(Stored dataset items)
= Beginning of Section =
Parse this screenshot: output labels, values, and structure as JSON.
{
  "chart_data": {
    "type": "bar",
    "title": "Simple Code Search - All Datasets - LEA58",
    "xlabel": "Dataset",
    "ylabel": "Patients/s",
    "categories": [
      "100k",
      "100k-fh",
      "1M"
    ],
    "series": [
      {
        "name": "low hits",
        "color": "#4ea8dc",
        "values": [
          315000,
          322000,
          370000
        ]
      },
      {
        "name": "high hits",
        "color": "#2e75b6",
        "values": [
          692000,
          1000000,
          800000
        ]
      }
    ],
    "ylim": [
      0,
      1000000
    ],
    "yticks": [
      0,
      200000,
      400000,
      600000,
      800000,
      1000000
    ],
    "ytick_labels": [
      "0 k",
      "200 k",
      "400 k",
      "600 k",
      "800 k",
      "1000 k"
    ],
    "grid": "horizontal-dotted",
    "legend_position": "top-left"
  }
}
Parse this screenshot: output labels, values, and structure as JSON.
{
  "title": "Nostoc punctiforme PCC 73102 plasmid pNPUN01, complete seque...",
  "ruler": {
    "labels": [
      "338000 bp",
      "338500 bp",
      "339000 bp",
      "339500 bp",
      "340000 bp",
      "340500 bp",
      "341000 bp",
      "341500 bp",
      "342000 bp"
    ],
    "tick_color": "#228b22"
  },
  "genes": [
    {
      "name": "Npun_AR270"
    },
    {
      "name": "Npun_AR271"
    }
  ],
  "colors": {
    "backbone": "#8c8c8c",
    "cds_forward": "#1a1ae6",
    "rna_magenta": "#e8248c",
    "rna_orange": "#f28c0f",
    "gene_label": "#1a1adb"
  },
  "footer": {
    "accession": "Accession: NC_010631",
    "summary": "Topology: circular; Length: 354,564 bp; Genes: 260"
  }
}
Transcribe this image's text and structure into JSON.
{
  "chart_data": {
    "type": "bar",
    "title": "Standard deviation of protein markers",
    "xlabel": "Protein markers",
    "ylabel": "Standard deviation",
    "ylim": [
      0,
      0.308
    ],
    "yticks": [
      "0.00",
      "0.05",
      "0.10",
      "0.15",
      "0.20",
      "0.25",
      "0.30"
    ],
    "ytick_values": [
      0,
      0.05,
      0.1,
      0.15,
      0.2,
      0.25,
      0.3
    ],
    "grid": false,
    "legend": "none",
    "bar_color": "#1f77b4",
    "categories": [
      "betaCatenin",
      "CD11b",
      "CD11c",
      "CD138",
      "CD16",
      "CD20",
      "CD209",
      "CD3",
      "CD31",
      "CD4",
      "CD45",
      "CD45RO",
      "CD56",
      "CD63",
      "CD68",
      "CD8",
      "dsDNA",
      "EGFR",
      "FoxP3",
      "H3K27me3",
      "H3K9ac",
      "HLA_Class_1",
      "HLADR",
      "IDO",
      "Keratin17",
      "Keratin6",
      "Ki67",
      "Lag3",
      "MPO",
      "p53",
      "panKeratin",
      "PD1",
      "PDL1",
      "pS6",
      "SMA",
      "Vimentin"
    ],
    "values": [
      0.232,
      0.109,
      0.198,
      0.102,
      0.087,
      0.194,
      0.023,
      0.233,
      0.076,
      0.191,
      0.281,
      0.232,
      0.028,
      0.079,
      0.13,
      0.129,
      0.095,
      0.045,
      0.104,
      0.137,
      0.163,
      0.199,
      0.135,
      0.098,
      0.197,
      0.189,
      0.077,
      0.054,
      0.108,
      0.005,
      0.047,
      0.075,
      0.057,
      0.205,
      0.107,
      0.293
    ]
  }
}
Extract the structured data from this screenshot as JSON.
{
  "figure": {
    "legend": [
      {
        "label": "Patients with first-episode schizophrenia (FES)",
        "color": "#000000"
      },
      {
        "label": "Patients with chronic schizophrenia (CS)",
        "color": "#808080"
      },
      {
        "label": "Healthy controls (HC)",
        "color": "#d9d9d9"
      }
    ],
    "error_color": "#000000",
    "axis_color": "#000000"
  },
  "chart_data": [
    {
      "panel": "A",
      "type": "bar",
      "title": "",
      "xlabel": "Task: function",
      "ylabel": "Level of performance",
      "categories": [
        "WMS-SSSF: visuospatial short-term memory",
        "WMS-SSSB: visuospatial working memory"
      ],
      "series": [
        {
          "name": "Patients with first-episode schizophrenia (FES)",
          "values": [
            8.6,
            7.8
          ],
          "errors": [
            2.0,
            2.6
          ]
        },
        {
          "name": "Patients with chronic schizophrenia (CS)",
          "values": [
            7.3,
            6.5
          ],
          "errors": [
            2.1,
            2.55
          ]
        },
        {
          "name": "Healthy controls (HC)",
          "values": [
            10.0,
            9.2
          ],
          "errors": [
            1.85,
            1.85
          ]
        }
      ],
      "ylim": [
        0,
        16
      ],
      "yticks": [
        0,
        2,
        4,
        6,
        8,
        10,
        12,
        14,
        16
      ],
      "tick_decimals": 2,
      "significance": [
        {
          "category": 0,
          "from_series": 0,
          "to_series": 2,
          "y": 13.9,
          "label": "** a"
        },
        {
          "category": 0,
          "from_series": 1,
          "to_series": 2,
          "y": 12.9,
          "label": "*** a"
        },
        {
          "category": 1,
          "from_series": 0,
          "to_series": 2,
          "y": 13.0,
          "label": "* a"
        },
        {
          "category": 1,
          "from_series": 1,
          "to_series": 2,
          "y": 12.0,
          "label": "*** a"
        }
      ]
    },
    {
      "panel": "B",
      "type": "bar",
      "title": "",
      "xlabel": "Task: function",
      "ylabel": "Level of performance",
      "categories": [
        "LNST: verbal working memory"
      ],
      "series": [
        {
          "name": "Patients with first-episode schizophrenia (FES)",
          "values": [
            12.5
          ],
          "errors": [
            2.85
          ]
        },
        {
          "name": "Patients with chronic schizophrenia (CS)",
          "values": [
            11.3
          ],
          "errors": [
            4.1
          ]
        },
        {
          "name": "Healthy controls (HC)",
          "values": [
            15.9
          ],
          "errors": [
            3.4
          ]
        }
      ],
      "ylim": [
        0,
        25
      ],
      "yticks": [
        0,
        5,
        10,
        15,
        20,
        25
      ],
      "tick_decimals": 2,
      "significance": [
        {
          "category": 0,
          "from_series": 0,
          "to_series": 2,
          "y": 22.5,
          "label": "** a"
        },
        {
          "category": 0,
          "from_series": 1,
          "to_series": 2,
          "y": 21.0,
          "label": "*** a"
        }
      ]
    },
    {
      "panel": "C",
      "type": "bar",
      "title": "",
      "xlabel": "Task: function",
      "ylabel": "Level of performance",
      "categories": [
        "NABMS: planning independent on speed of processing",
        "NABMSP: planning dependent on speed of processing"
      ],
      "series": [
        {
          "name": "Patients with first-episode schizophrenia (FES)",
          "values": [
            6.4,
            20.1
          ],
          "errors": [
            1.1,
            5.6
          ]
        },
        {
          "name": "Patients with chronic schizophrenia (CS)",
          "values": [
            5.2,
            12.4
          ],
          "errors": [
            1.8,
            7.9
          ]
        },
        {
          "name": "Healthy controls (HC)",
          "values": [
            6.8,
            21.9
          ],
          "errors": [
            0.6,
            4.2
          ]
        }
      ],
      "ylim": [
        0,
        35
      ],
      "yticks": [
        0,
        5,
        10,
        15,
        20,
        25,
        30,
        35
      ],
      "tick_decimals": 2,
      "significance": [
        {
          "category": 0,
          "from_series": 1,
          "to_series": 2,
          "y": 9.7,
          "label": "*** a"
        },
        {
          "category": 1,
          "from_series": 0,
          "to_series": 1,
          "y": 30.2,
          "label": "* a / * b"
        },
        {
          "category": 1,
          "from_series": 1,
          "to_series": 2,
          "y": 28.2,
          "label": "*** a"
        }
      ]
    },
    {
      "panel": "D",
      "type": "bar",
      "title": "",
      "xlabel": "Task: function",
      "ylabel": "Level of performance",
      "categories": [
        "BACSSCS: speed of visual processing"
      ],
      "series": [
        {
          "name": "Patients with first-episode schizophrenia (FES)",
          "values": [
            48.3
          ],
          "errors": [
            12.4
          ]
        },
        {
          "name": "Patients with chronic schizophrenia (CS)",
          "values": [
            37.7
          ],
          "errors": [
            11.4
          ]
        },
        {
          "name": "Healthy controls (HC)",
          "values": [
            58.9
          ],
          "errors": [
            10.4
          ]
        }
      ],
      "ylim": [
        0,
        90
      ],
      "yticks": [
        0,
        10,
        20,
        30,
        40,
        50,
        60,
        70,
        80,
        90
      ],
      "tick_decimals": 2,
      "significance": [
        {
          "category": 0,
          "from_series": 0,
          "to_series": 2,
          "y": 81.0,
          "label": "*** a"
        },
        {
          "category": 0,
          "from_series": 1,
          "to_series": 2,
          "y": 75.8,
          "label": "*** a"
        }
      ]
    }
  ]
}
= End of Section =
• _Exercise details_:
The lines that contain the word "processing" are wanted; copy each of them from the records.

• _Task answer_:
        "NABMS: planning independent on speed of processing",
        "NABMSP: planning dependent on speed of processing"
        "BACSSCS: speed of visual processing"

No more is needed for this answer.